Passage
---
Waist on a torus

November 22, 2011 Leave a comment

Last year I worked on a interesting problem which asks about the possibility of partitioning a convex set in a plane in to {n} internally disjoint convex pieces of equal area and perimeter. The problem has since been proved when {n} is a prime power, by Aronov and Hubard and Roman Karasev for all dimensions. Here in this post I discuss a crucial lemma i worked while attempting to prove the n is a “power of two” case. In the simplest case, the lemma goes like this: given a continuous function {f:(S^{1})^{2} \rightarrow \mathrm{I\!R}} which has the {y}-antipodal property: {f(x,-y) = -f(x,y)}, there is a pair of separators of a torus along its “waist” that map to zero under {f}. More specifically, there is a subset {\Lambda} of the zero set of {f} which is such that the projection map {p_1(x,y) = x} restricted to {\Lambda} is not null homotopic. For larger powers of {2}, the notation gets a little unwieldy but the proof scales up well. Lets tackle notation first:

Label the coordinates of {(S^1)^{2^n}} in a binary system, with words using the letters {0}, {1} and {2}. The words that can be formed using these letters can be treated as vertices in a binary tree, with the word {0} as the root node. The root node has a unique child vertex as the word {1}. Other vertices consist of words {w} in letters {\{1,2\}} ( of length {<n}) each having child nodes {w1} and {w2}. For example, the binary tree for {n=3} would have vertices as below:

If we impose the dictionary ordering on such words, {0 < 1 < 2 < 11 < 12 < 21 < 22 < 111 < 222 \ldots, 12\ldots2}, then each word of length {l \le n} uniquely identifies a coordinate in {(S^1)^{2^n}}. For example, a point {x} in {S^{8}} can be written as {(x_0,x_1,x_{11},x_{12},x_{111},x_{112},x_{121},x_{122})}.

Let {W} be the set of words representing indices to coordinates of points in {(S^1)^{2^n}} that have letters in 0,1 and 2, with 0 appearing only as the starting letter and are of length not more than {n}. For each word {w \in W} of length {k\le n} we define {p_{w}:(S^1)^{2^n} \rightarrow S} to be the projection map: {p_{w}(x_0,x_1,\ldots,x_{w},\ldots) = x_{w}}. Given {w\in W}, we define a map {\omega_{w}: (S^1)^{2^n} \rightarrow (S^1)^{2^n}} as follows:

\displaystyle p_{w1w'}(\omega_{w}(x)) = x_{w2w'}, \text{ for all words} \quad w1w' \in W

\displaystyle p_{w2w'}(\omega_{w}(x)) = x_{w1w'}, \text{ for all words} \quad w2w' \in W

\displaystyle p_w(\omega_w(x)) = -x_w

and for every other word {v \in W}, {p_v( \omega_w(x)) = x_v}.
---
The tasks
1. In the post on the waist of a torus, which word serves as the root node of the binary tree?
2. Write the next part of the post on the waist of a torus, picking up after its final sentence.

Raw data
---
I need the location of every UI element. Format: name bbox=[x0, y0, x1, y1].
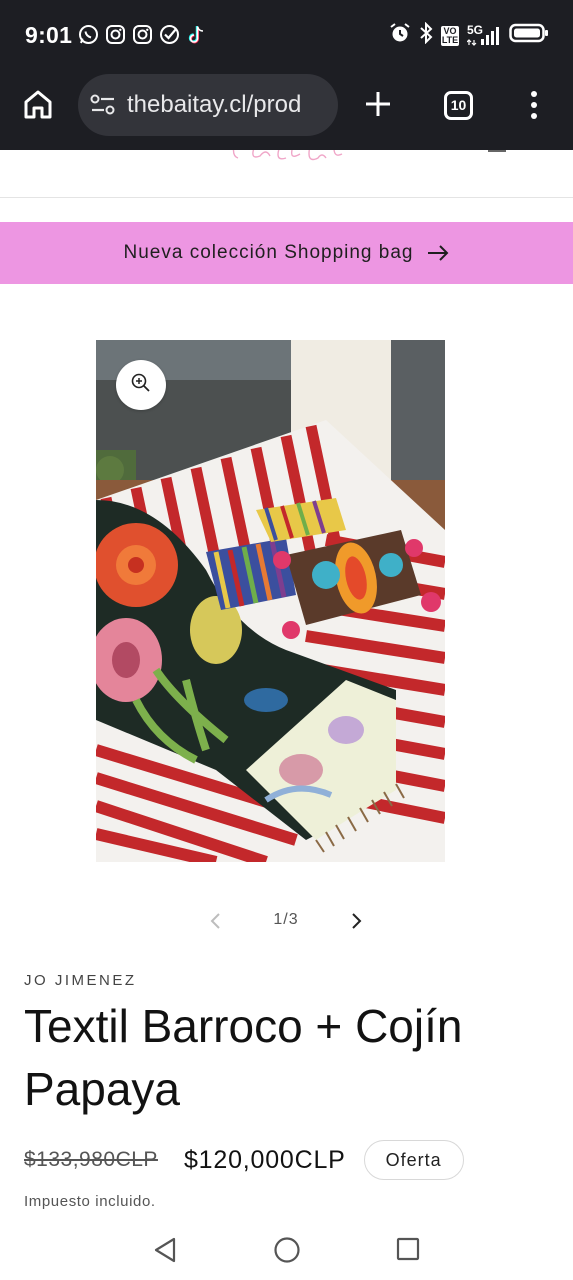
---
Task responses
1. The word 0.

2.
For instance, for {x \in S^{8}} and {w = 1}, we have,

\displaystyle  \omega_{1}(x) = \omega_{1}(x_0,x_1,x_{11},x_{12},x_{111},x_{112},x_{121},x_{122}) = (x_0,-x_1,x_{12},x_{11},x_{121},x_{122},x_{111},x_{112})

Thus, {\omega_{w}} changes the sign of the coordinate with index {w} and swaps coordinates with indexes {w1v} with {w2v}, leaving all the other coordinates fixed. If {w_k} represents a subword of {w} consisting of first {k} letters from {w}, then using the definition of {\omega_k}, we note in particular, that {p_{w_k}( \omega_w(x)) = x_{w_k}}. Finally let {\text{len}: W \rightarrow \mathrm{I\!N}} to be the map that gives the length of a word {w} in {W}.

Definition 1 ({w}-antipodal map) For {w \in W}, we say that a map {P:(S^1)^{2^n} \rightarrow \mathrm{I\!R}^{2^n-1}} is {w}-antipodal, if,

\displaystyle {\tilde p_w}(P(\omega_{w}(x))) = -{\tilde p_w}(P(x))


Theorem 2 Let {{f}: (S^1)^{2^n} \rightarrow \mathrm{I\!R}^{2^n-1}} be a continuous map with the {w}-antipodal property for each word {w \in W}. Suppose there exists {\mathbf{c} \in (S^1)^{2^n}} such that {f(\mathbf{c}) = \mathbf{0}}. Then the zero set of {f} contains a connected subset {\Lambda} which can be approximated arbitrarily closely in the Hausdorff distance by a smooth loop {L}, for which the projection map: {p_0 : L \rightarrow S^1}, {p_0(y_0,y_1,\ldots) = y_0} is not null-homotopic.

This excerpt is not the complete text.